> **Problem**:
Transcribe every entry below word for word, but skip the pictures.

> **Data for the task**:
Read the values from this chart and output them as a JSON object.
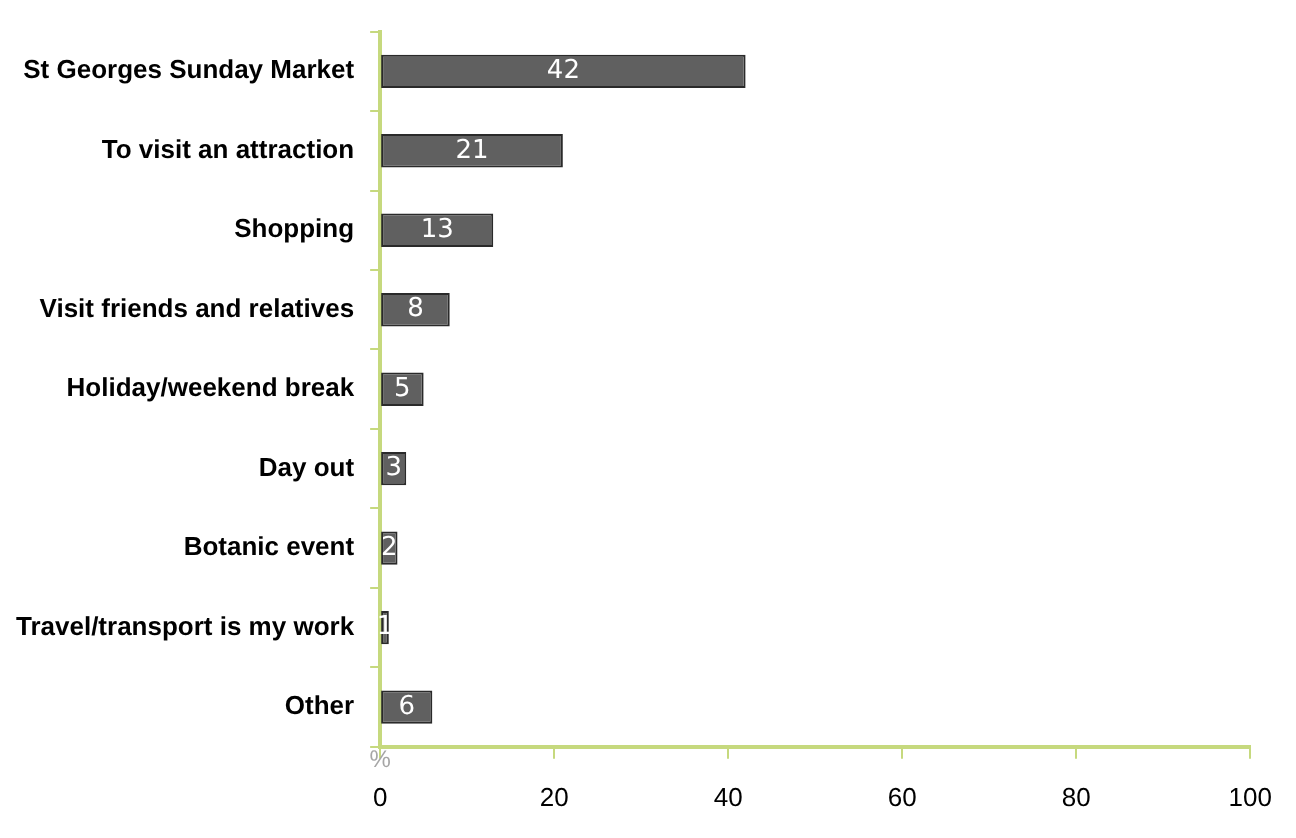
{
  "chart_data": {
    "type": "bar",
    "orientation": "horizontal",
    "xlabel": "%",
    "categories": [
      "St Georges Sunday Market",
      "To visit an attraction",
      "Shopping",
      "Visit friends and relatives",
      "Holiday/weekend break",
      "Day out",
      "Botanic event",
      "Travel/transport is my work",
      "Other"
    ],
    "values": [
      42,
      21,
      13,
      8,
      5,
      3,
      2,
      1,
      6
    ],
    "color": "#606060",
    "xlim": [
      0,
      100
    ],
    "xticks": [
      0,
      20,
      40,
      60,
      80,
      100
    ],
    "data_labels": true,
    "grid": false,
    "legend": false
  }
}
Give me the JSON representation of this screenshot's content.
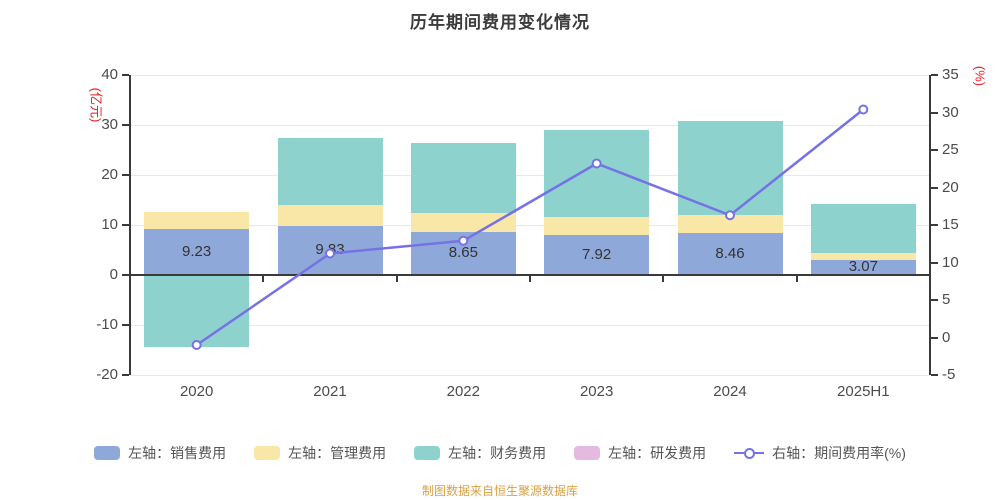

> **Completed task**:
Read the values from this chart and output them as a JSON object.
{
  "chart_data": {
    "type": "bar",
    "orientation": "horizontal",
    "xlabel": "%",
    "categories": [
      "St Georges Sunday Market",
      "To visit an attraction",
      "Shopping",
      "Visit friends and relatives",
      "Holiday/weekend break",
      "Day out",
      "Botanic event",
      "Travel/transport is my work",
      "Other"
    ],
    "values": [
      42,
      21,
      13,
      8,
      5,
      3,
      2,
      1,
      6
    ],
    "color": "#606060",
    "xlim": [
      0,
      100
    ],
    "xticks": [
      0,
      20,
      40,
      60,
      80,
      100
    ],
    "data_labels": true,
    "grid": false,
    "legend": false
  }
}
Give me the JSON representation of this screenshot's content.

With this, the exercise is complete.